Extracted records

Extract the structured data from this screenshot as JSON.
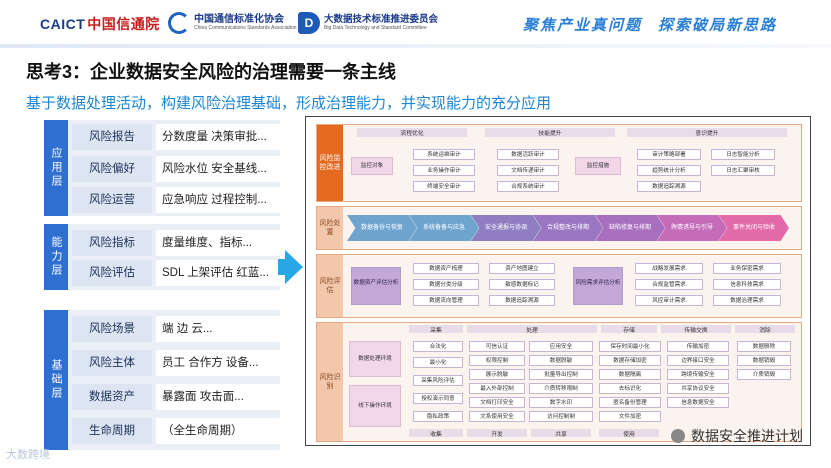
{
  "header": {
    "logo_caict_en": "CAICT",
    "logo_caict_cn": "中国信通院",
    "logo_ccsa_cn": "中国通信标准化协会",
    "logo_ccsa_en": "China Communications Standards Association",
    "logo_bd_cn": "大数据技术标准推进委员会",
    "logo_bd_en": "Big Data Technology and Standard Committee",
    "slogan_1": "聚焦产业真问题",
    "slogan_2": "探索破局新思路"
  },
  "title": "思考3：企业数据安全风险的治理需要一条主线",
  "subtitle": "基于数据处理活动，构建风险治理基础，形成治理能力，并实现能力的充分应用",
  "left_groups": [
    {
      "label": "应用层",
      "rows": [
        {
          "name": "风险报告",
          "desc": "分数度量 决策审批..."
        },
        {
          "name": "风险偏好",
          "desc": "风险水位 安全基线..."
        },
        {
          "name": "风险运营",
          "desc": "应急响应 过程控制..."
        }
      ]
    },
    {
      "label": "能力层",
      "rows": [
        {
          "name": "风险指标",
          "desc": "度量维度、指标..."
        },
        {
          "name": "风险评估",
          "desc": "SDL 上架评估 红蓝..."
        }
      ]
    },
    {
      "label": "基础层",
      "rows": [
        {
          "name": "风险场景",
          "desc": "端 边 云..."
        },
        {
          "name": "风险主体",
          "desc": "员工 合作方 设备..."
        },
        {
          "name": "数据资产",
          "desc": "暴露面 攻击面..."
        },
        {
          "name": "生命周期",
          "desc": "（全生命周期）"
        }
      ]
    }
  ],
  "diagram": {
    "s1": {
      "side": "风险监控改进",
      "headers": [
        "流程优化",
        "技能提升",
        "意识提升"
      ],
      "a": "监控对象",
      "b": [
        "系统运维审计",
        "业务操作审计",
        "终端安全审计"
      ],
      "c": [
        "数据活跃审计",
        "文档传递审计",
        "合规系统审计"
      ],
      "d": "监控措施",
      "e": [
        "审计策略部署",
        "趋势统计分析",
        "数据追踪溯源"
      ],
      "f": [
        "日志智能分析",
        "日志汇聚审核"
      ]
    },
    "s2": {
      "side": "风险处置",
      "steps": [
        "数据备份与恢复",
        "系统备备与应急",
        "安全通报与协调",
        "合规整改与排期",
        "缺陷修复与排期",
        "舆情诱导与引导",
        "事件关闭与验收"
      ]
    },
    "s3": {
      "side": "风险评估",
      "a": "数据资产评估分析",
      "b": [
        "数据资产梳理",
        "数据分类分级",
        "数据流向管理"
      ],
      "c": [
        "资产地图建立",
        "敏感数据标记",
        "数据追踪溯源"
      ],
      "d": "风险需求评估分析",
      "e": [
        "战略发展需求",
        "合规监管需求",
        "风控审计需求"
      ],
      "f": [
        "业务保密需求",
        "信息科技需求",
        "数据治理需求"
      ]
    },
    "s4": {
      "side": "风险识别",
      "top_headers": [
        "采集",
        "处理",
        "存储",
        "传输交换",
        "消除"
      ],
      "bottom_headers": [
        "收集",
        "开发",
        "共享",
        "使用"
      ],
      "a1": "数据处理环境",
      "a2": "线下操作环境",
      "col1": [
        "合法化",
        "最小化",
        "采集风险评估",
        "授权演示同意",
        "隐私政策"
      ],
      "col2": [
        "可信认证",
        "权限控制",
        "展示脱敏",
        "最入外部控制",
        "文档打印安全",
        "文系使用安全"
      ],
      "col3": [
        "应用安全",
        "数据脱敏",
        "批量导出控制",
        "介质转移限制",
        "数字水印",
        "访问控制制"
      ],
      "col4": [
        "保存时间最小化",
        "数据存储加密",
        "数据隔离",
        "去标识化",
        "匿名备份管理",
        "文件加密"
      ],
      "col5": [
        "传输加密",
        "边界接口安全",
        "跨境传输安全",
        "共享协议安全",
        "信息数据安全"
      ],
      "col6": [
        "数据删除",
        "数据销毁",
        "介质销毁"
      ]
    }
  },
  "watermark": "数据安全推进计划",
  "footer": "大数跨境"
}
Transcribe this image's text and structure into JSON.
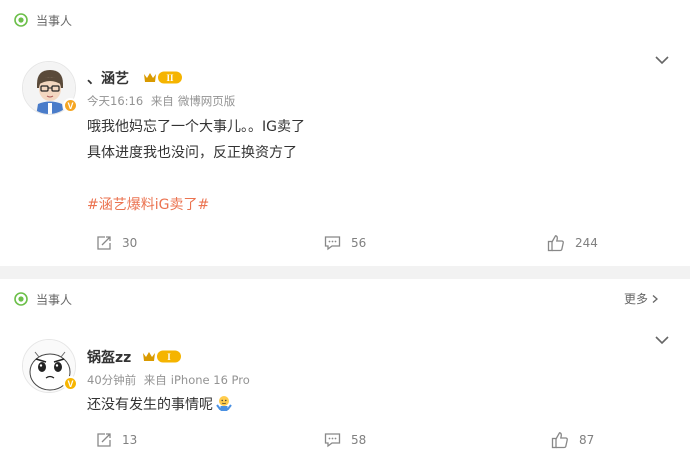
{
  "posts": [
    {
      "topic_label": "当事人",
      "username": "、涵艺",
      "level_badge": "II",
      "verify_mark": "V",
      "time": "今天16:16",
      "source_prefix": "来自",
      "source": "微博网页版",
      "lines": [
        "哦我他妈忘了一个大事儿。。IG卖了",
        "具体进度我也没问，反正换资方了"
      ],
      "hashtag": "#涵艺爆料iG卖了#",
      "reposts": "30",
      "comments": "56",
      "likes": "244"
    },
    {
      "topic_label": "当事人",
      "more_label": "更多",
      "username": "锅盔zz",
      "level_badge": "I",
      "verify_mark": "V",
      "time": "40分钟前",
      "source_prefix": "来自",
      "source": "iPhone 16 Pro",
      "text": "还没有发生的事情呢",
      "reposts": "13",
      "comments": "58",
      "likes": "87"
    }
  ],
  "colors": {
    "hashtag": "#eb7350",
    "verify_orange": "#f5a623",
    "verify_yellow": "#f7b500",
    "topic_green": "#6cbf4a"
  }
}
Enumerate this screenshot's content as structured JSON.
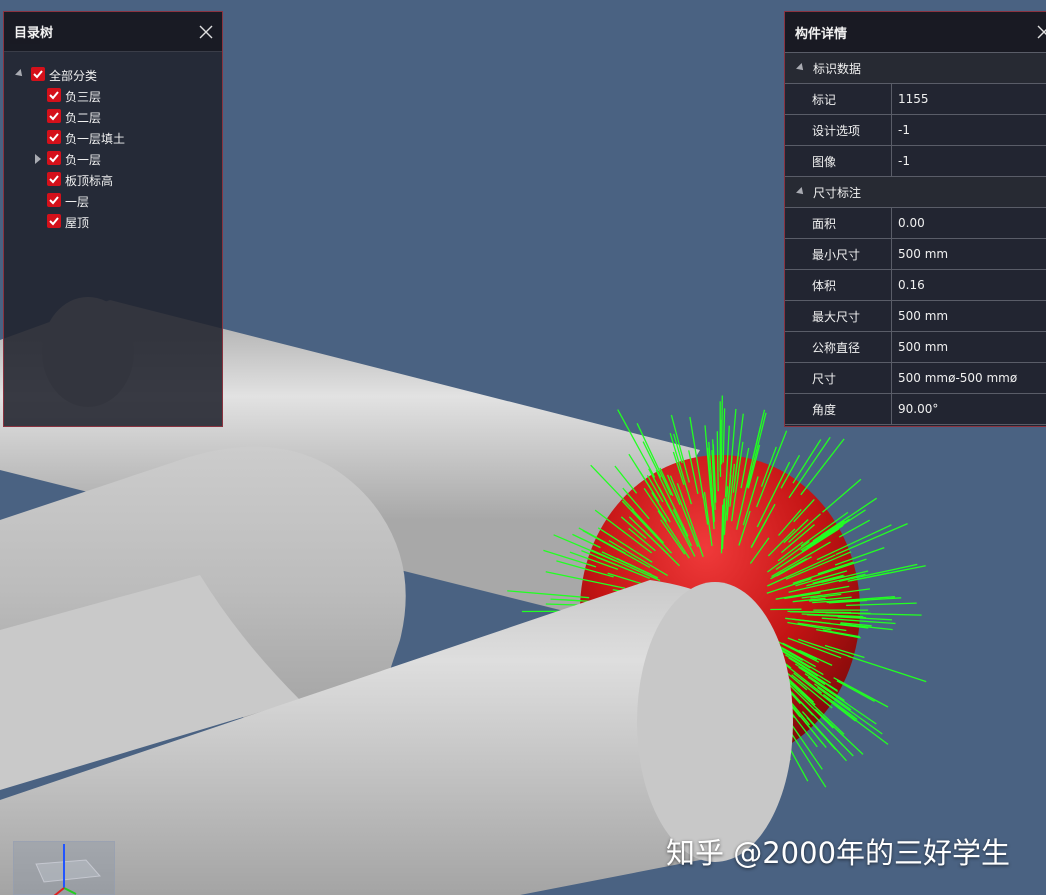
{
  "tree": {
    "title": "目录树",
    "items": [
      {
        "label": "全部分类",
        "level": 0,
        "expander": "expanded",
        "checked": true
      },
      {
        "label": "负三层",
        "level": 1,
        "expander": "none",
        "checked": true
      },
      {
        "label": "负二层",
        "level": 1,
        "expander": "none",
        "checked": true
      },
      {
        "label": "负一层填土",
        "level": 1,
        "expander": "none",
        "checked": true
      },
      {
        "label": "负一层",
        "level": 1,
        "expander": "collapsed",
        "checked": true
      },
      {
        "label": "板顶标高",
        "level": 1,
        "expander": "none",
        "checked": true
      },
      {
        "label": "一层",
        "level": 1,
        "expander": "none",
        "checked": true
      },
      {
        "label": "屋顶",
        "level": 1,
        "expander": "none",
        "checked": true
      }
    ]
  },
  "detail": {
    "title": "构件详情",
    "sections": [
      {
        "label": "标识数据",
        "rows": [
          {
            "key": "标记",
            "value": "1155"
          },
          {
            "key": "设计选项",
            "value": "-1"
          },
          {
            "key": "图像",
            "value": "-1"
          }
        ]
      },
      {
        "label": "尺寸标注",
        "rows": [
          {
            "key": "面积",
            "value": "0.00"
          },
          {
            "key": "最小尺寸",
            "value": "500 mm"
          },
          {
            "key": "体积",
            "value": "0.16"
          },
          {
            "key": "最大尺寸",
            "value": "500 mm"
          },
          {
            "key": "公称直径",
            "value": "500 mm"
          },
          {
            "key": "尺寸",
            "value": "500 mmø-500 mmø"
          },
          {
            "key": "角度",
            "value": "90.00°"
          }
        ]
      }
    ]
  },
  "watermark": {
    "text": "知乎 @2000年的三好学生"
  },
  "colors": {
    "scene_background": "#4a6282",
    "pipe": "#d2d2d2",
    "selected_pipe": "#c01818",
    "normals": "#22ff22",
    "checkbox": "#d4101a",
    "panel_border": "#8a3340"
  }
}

==

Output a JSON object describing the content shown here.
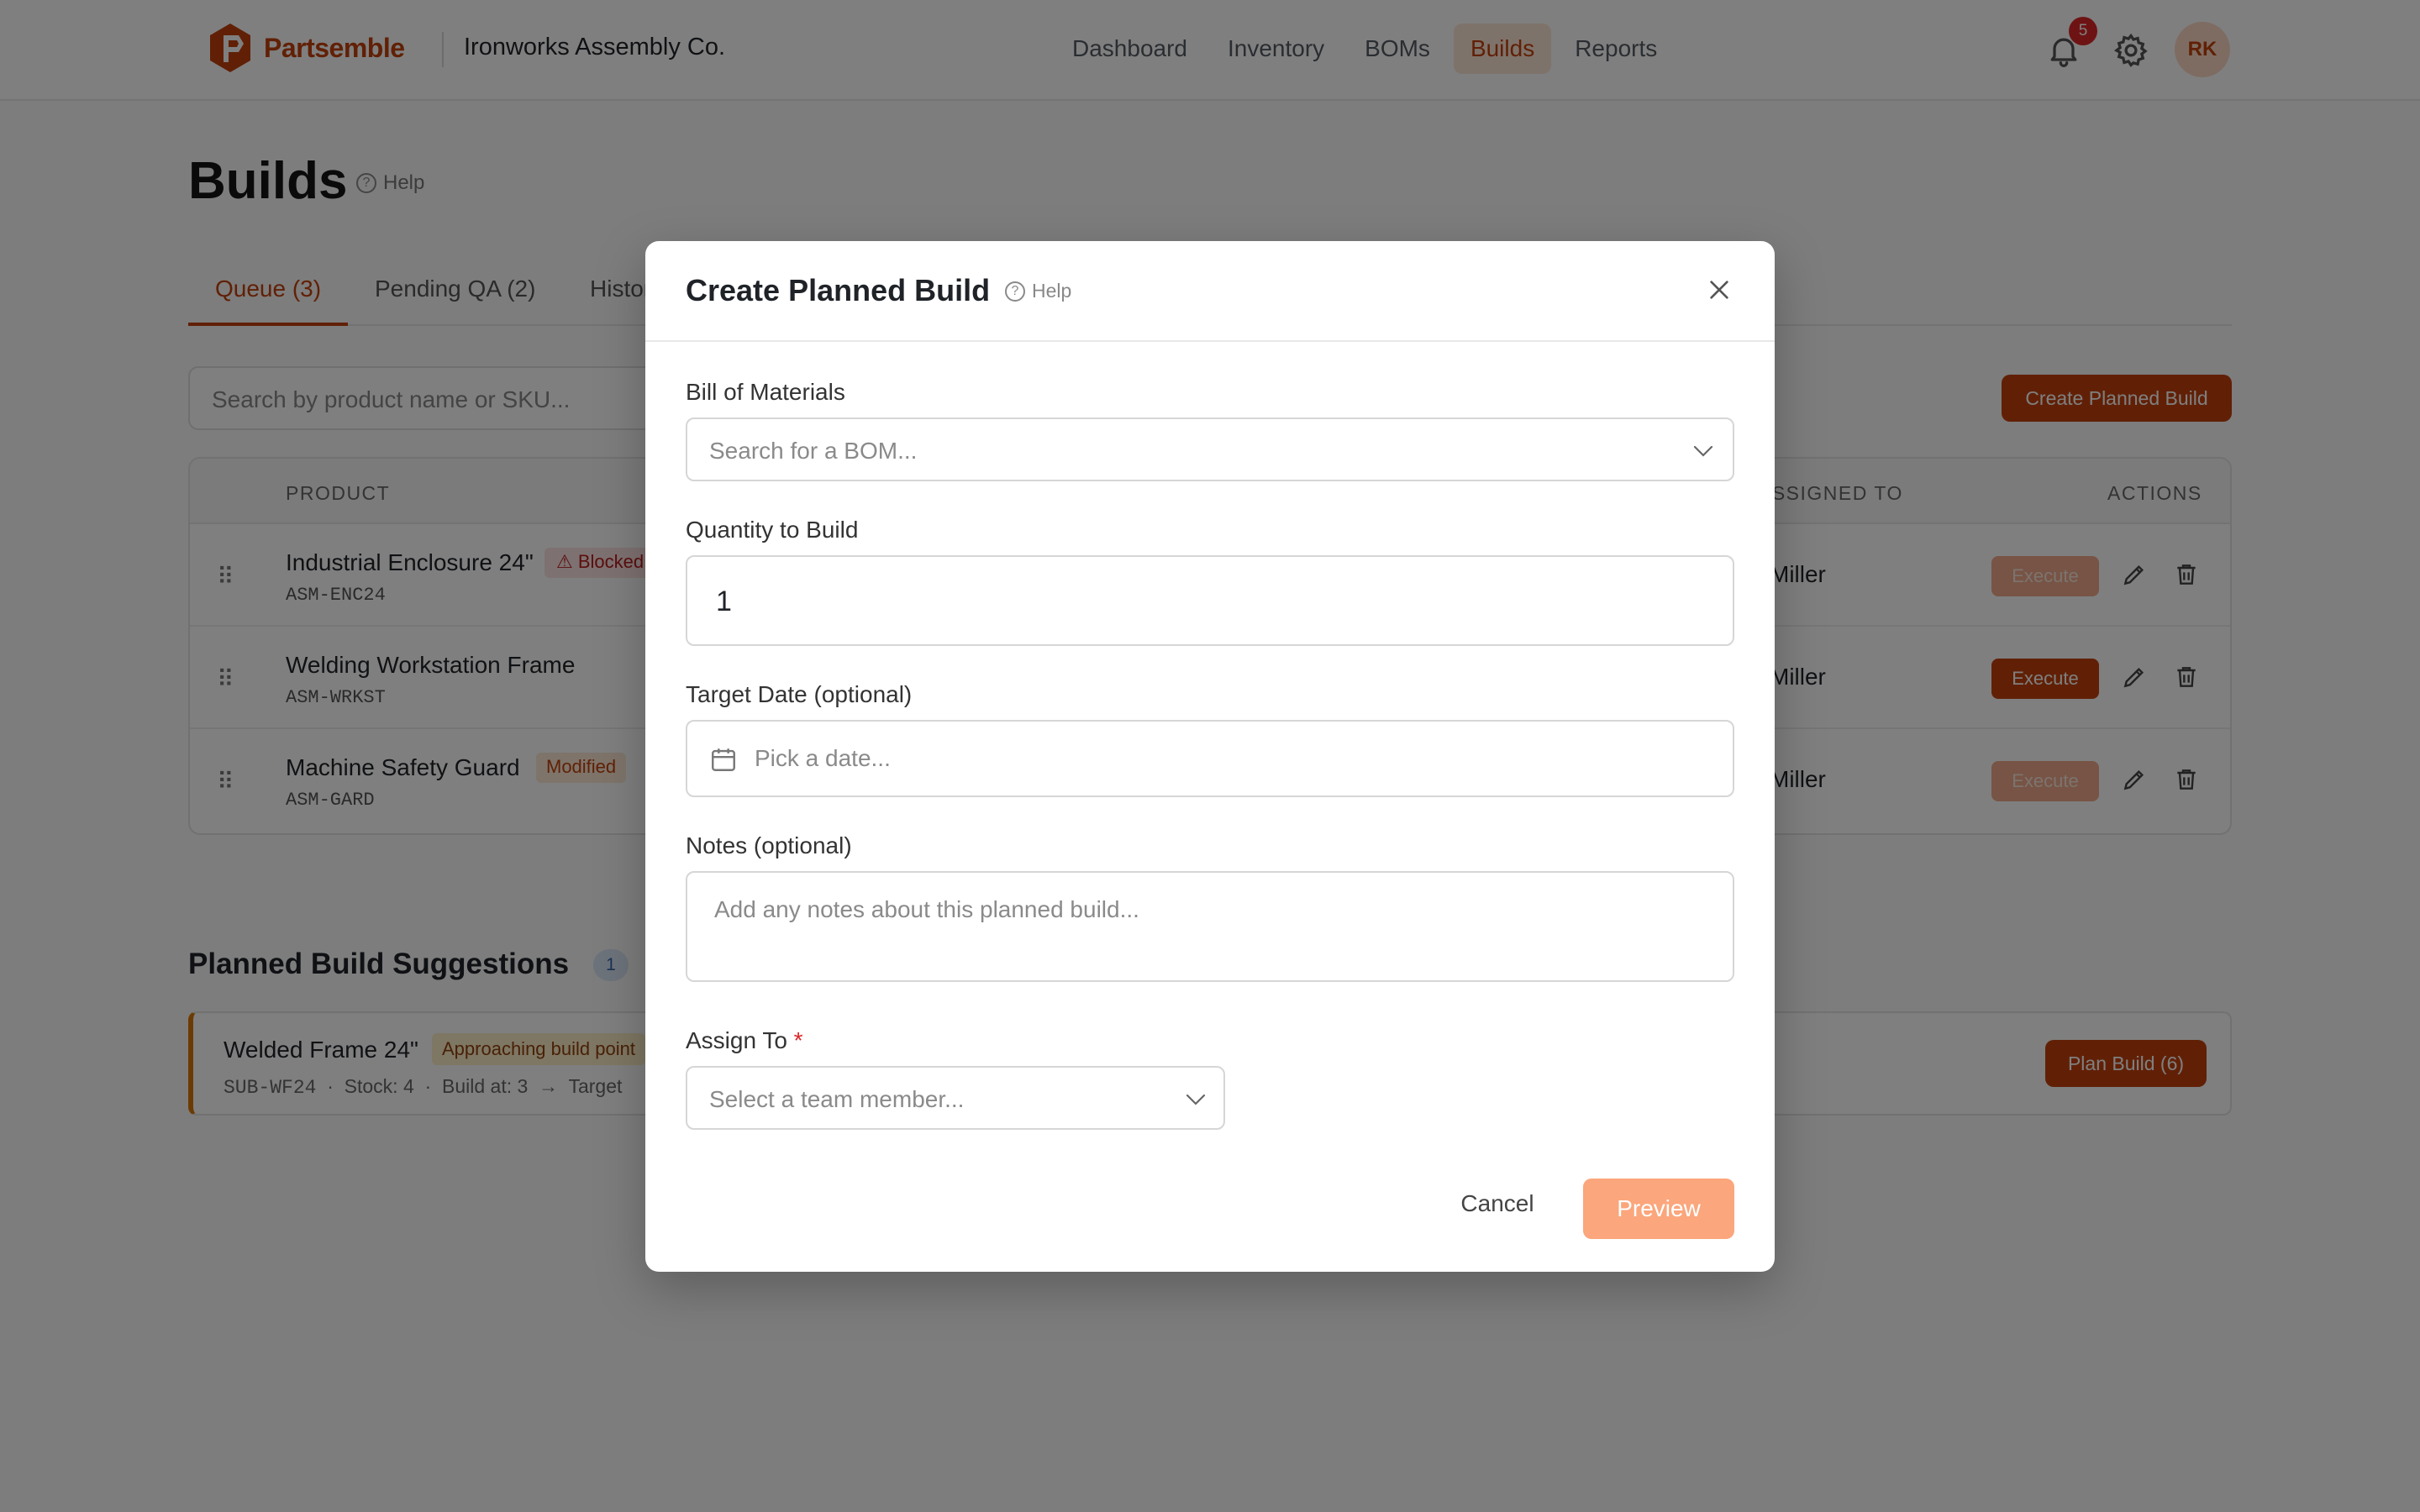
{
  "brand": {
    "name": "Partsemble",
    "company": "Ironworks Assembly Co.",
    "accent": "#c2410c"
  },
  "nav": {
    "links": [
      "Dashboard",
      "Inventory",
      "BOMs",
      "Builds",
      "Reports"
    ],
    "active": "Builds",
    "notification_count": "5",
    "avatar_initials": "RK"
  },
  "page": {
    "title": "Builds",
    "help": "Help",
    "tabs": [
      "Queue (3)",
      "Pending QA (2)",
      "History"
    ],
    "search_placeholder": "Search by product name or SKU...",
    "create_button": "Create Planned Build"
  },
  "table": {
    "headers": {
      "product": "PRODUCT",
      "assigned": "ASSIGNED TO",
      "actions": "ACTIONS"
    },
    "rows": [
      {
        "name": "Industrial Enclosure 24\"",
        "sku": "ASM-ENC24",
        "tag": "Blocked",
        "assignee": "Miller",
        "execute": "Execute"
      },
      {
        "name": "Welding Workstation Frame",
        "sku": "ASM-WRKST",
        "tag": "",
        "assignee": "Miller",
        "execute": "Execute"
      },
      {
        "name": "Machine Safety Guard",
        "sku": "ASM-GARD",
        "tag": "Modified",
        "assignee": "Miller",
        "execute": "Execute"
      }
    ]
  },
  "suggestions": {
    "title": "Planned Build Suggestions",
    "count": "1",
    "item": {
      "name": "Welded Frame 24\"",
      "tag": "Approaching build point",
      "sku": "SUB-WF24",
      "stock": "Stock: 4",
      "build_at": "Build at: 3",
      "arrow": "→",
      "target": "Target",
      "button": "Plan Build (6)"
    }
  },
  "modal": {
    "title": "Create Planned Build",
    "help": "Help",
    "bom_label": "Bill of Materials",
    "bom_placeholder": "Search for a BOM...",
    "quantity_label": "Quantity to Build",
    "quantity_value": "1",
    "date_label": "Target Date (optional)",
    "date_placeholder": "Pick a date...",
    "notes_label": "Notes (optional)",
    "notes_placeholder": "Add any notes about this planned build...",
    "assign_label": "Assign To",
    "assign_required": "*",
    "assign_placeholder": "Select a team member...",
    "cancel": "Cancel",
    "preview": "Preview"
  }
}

GIVEN TASK | Among the entries above, how many lines include the word "Search"? Give the number with no comment.

RESPONSE BELOW | 2